[Data extracted from a collection]
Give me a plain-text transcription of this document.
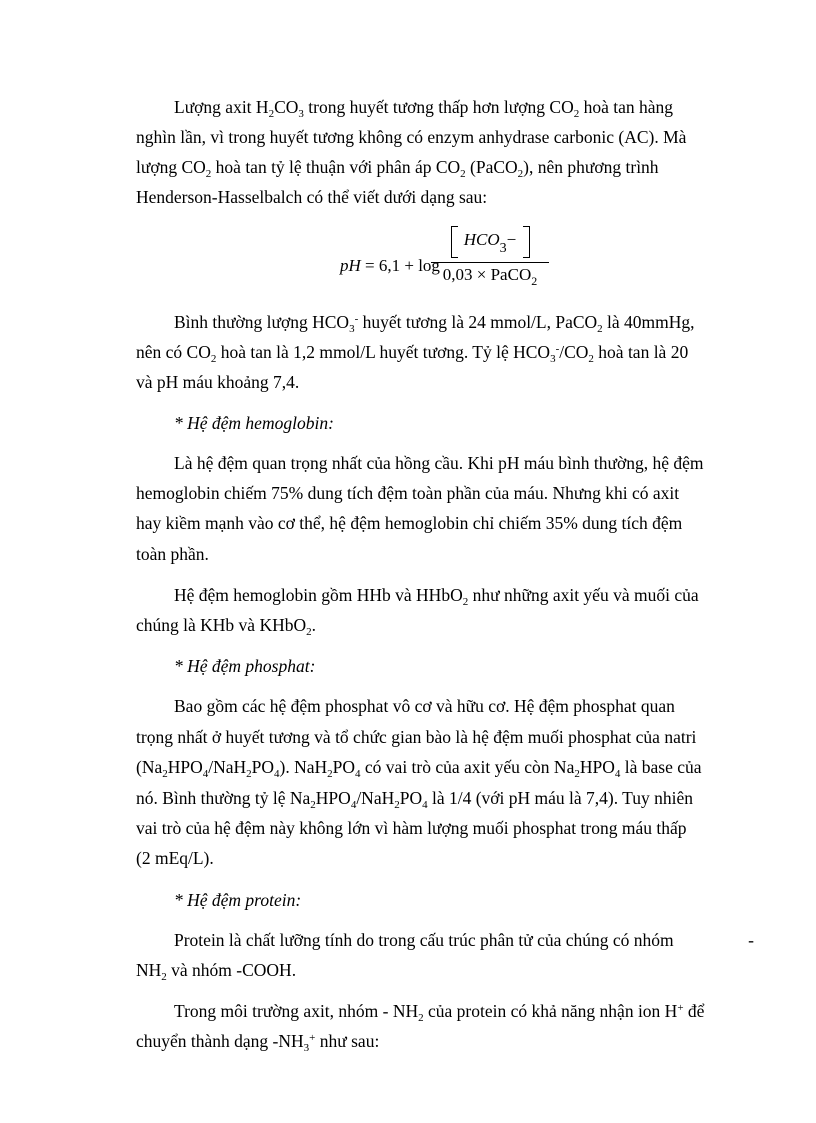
Lượng axit $H_2CO_3$ trong huyết tương thấp hơn lượng $CO_2$ hoà tan hàng
nghìn lần, vì trong huyết tương không có enzym anhydrase carbonic (AC). Mà
lượng $CO_2$ hoà tan tỷ lệ thuận với phân áp $CO_2$ (PaCO$_2$), nên phương trình
Henderson-Hasselbalch có thể viết dưới dạng sau:
pH = 6,1 + log
$HCO_3-$
0,03 × PaCO$_2$
Bình thường lượng $HCO_3^-$ huyết tương là 24 mmol/L, PaCO$_2$ là 40mmHg,
nên có $CO_2$ hoà tan là 1,2 mmol/L huyết tương. Tỷ lệ $HCO_3^-/CO_2$ hoà tan là 20
và pH máu khoảng 7,4.
* Hệ đệm hemoglobin:
Là hệ đệm quan trọng nhất của hồng cầu. Khi pH máu bình thường, hệ đệm
hemoglobin chiếm 75% dung tích đệm toàn phần của máu. Nhưng khi có axit
hay kiềm mạnh vào cơ thể, hệ đệm hemoglobin chỉ chiếm 35% dung tích đệm
toàn phần.
Hệ đệm hemoglobin gồm HHb và HHbO$_2$ như những axit yếu và muối của
chúng là KHb và KHbO$_2$.
* Hệ đệm phosphat:
Bao gồm các hệ đệm phosphat vô cơ và hữu cơ. Hệ đệm phosphat quan
trọng nhất ở huyết tương và tổ chức gian bào là hệ đệm muối phosphat của natri
$(Na_2HPO_4/NaH_2PO_4)$. $NaH_2PO_4$ có vai trò của axit yếu còn $Na_2HPO_4$ là base của
nó. Bình thường tỷ lệ $Na_2HPO_4/NaH_2PO_4$ là 1/4 (với pH máu là 7,4). Tuy nhiên
vai trò của hệ đệm này không lớn vì hàm lượng muối phosphat trong máu thấp
(2 mEq/L).
* Hệ đệm protein:
Protein là chất lưỡng tính do trong cấu trúc phân tử của chúng có nhóm	-
$NH_2$ và nhóm -COOH.
Trong môi trường axit, nhóm - $NH_2$ của protein có khả năng nhận ion H+ để
chuyển thành dạng $-NH_3^+$ như sau:
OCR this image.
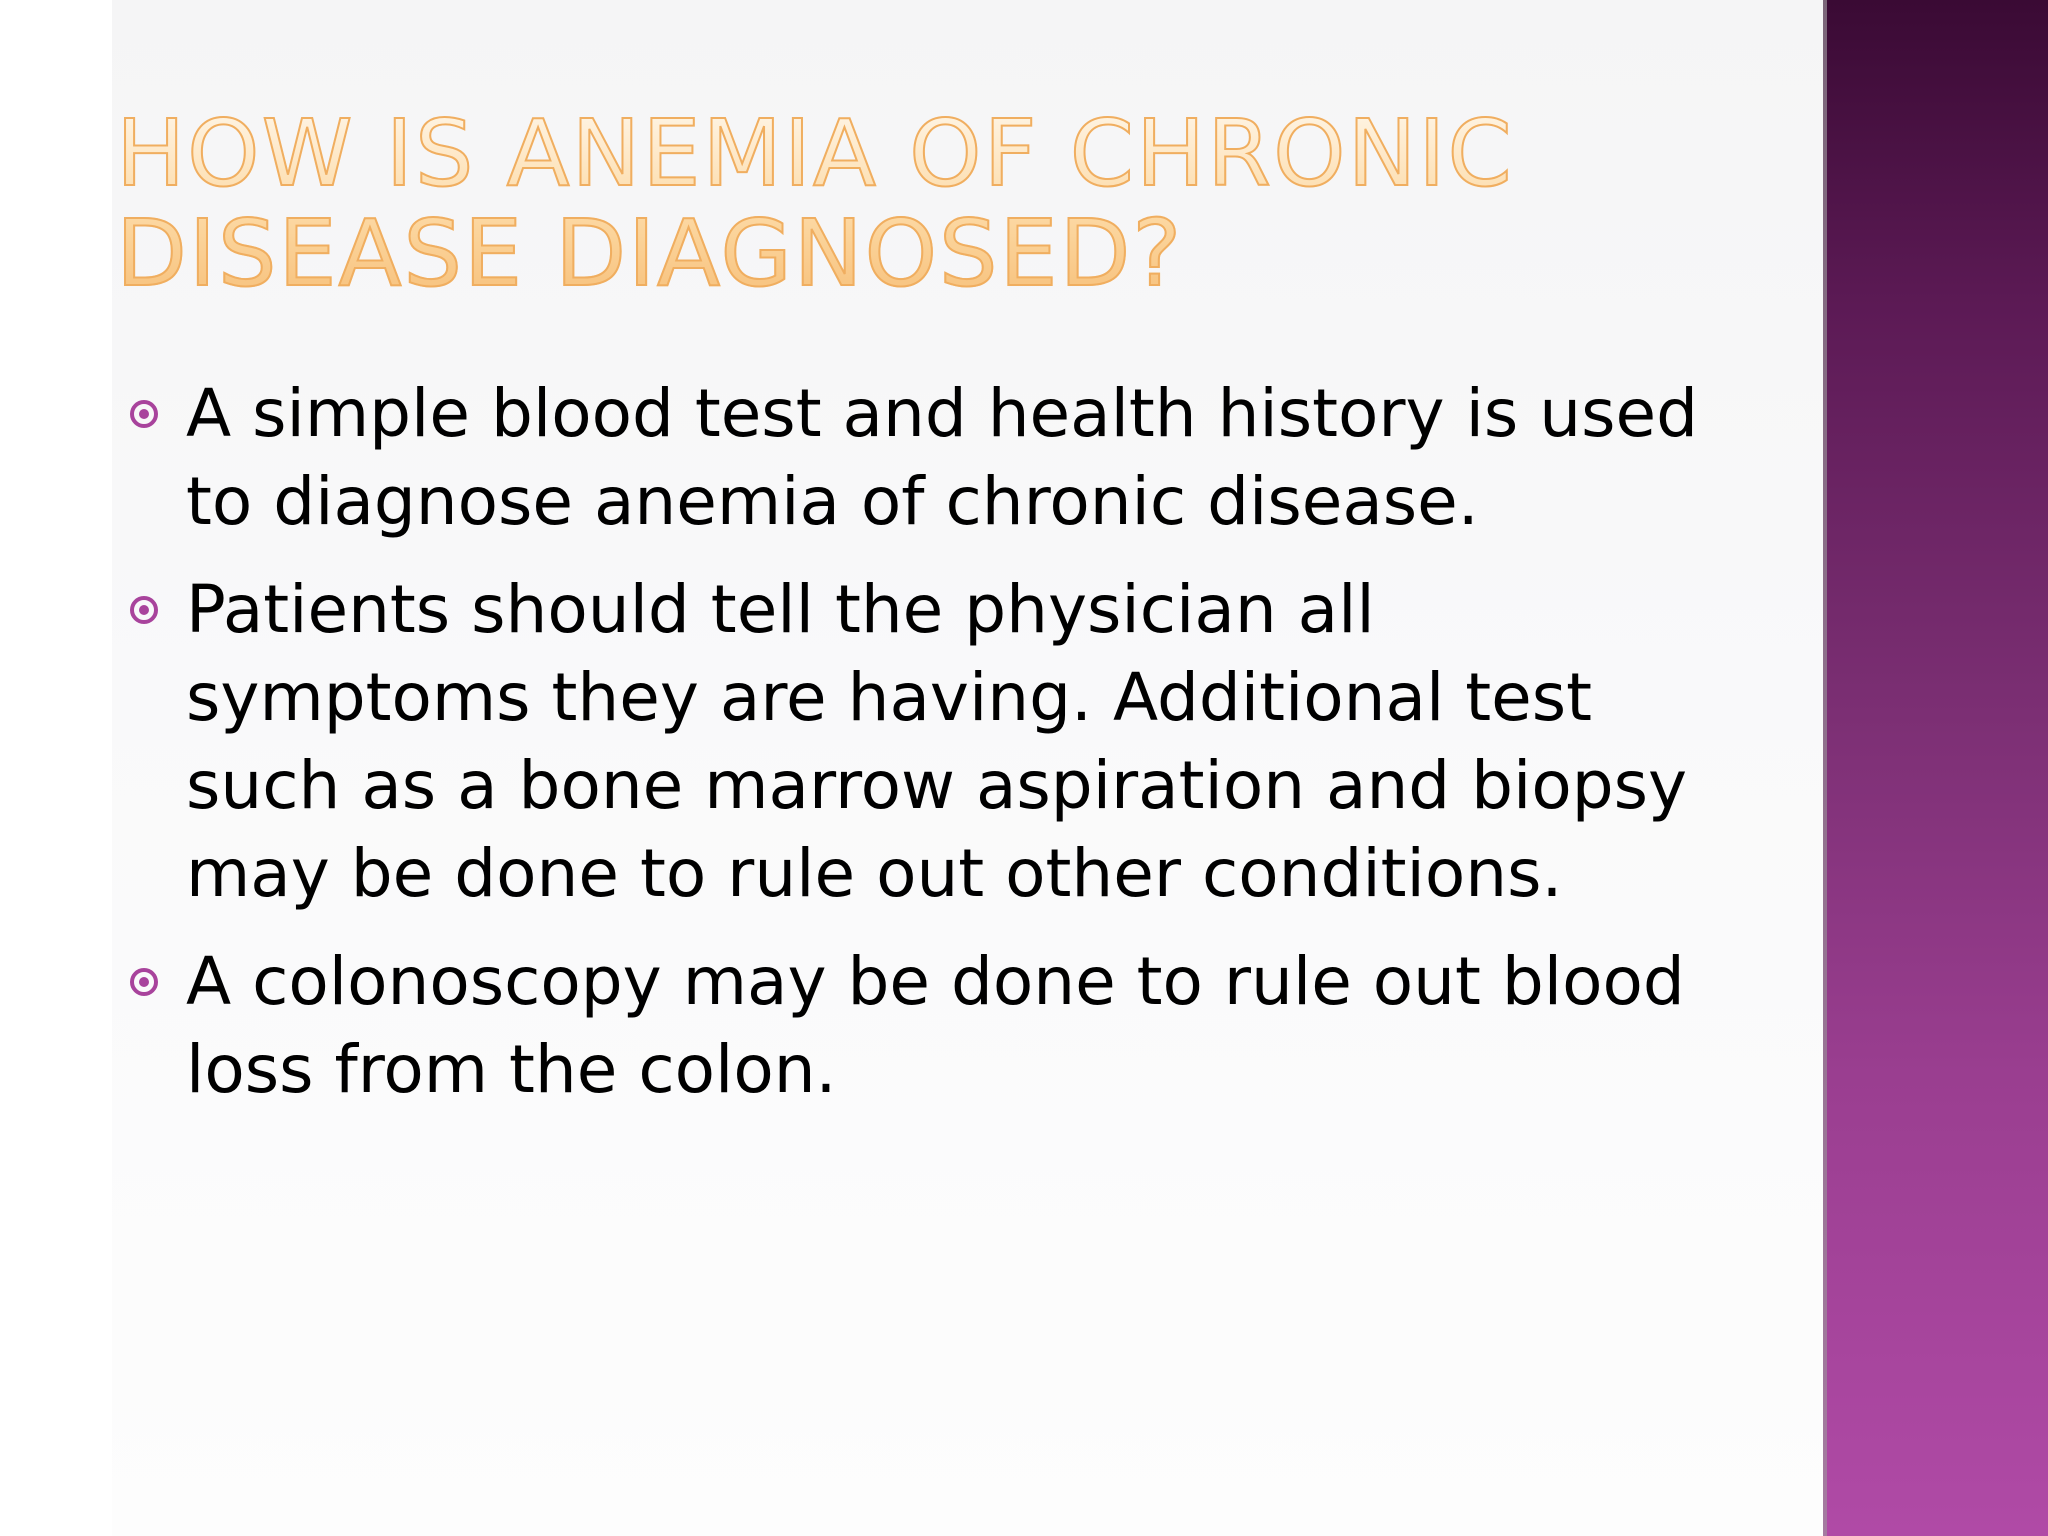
HOW IS ANEMIA OF CHRONIC
DISEASE DIAGNOSED?
A simple blood test and health history is used to diagnose anemia of chronic disease.
Patients should tell the physician all symptoms they are having. Additional test such as a bone marrow aspiration and biopsy may be done to rule out other conditions.
A colonoscopy may be done to rule out blood loss from the colon.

## WORK ORDER
Each line above that contains the word "toàn" must be copied.

## TASK ANSWER
hemoglobin chiếm 75% dung tích đệm toàn phần của máu. Nhưng khi có axit
toàn phần.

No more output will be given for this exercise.